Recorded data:
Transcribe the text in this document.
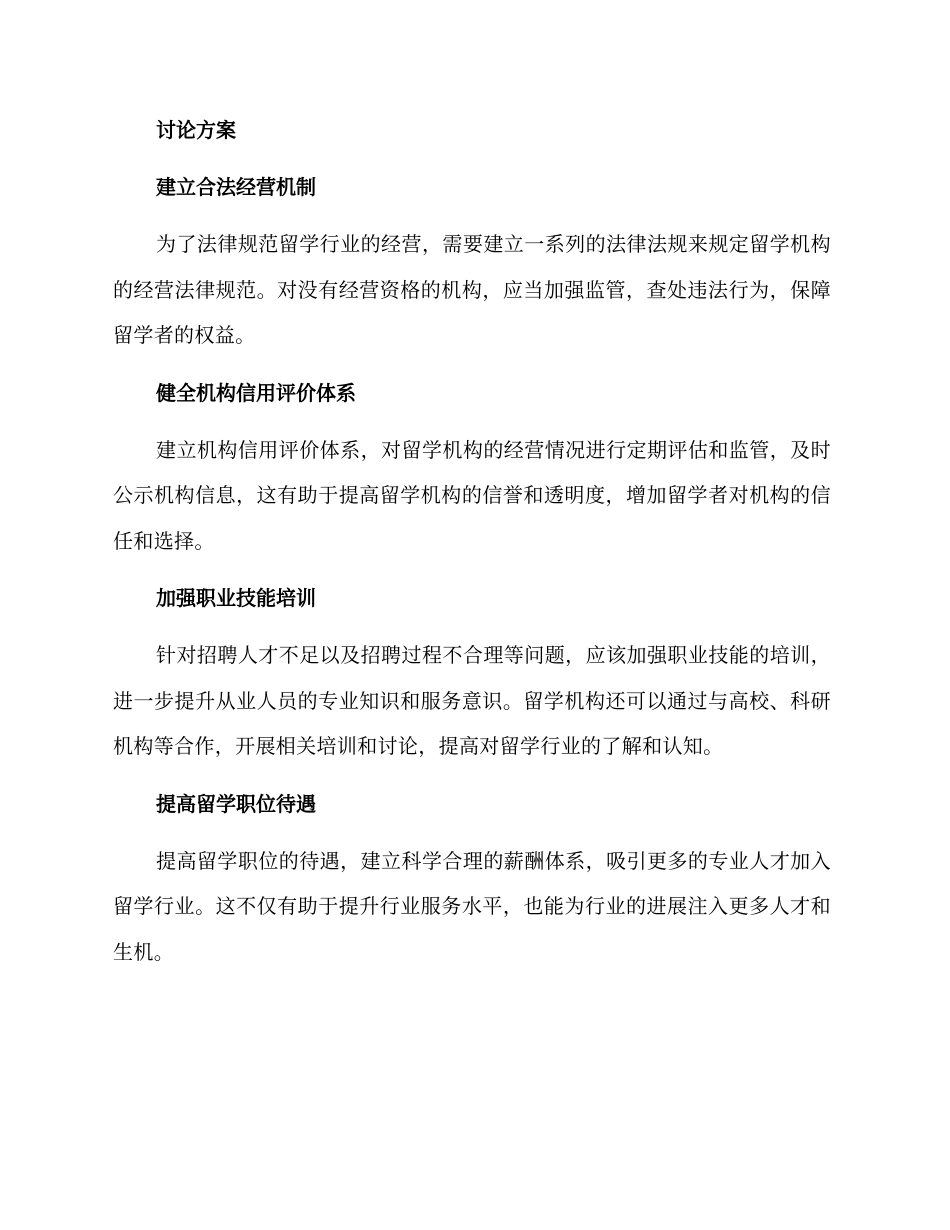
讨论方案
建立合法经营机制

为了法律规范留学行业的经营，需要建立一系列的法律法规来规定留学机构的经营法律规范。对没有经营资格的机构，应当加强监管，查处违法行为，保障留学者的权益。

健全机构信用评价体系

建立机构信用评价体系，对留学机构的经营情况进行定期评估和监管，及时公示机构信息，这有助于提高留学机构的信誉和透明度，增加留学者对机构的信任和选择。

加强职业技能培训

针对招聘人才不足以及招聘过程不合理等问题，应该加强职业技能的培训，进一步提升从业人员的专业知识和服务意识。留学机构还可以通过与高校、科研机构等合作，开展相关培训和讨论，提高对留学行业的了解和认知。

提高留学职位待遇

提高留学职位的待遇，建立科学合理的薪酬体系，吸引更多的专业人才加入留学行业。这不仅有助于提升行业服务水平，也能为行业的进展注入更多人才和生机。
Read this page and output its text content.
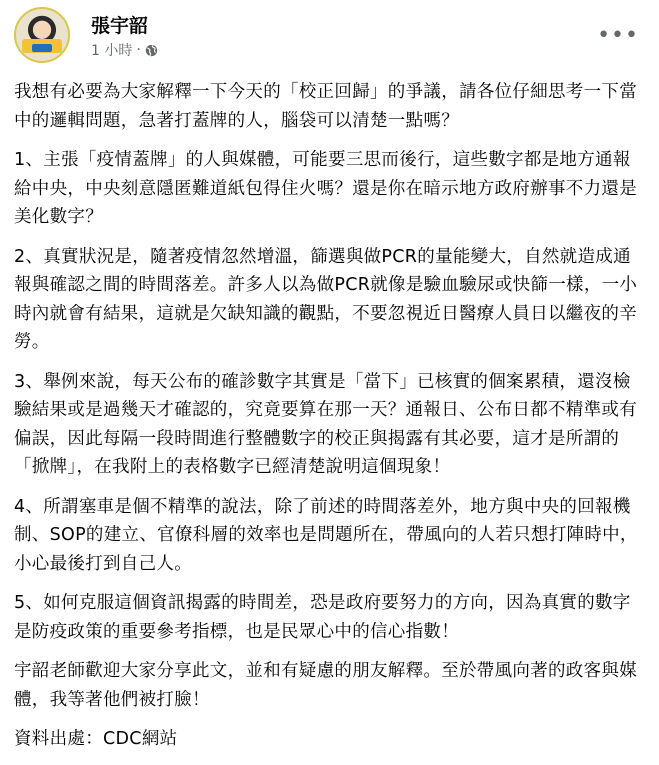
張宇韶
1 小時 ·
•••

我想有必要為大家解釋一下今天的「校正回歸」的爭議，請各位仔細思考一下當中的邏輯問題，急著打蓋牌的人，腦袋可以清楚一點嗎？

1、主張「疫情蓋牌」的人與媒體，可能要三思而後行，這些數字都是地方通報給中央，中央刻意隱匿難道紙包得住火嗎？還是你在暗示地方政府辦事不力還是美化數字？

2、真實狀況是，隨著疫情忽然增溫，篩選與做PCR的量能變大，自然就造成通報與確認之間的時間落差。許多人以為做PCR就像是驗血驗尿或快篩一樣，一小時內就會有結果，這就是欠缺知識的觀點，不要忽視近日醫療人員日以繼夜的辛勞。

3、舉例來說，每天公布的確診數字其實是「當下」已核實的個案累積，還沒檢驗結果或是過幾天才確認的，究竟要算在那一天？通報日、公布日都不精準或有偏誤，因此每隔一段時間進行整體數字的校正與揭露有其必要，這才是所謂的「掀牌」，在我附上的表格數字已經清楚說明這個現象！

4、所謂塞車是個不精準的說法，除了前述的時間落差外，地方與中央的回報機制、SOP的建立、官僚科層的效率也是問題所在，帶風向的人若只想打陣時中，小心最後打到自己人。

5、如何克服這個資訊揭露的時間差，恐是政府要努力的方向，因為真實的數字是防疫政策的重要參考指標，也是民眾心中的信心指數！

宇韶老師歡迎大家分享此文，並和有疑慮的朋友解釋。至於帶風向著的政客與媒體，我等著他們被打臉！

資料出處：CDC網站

THE PROBLEM:
Considering only the records above, state the number of lines that include the word "this", with nothing added.

FULL SOLUTION:
2